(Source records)
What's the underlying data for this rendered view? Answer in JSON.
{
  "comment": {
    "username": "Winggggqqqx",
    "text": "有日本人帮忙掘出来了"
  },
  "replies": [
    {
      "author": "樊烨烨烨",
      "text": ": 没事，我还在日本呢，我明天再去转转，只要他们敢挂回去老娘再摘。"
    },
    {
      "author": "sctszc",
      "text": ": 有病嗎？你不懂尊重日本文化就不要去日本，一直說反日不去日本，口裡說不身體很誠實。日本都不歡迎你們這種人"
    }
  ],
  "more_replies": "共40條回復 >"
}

OBJECTIVE: The data above must be returned in full, exactly as written.

ANSWER FOR THE TASK:
What's the underlying data for this rendered view? Answer in JSON.
{
  "comment": {
    "username": "Winggggqqqx",
    "text": "有日本人帮忙掘出来了"
  },
  "replies": [
    {
      "author": "樊烨烨烨",
      "text": ": 没事，我还在日本呢，我明天再去转转，只要他们敢挂回去老娘再摘。"
    },
    {
      "author": "sctszc",
      "text": ": 有病嗎？你不懂尊重日本文化就不要去日本，一直說反日不去日本，口裡說不身體很誠實。日本都不歡迎你們這種人"
    }
  ],
  "more_replies": "共40條回復 >"
}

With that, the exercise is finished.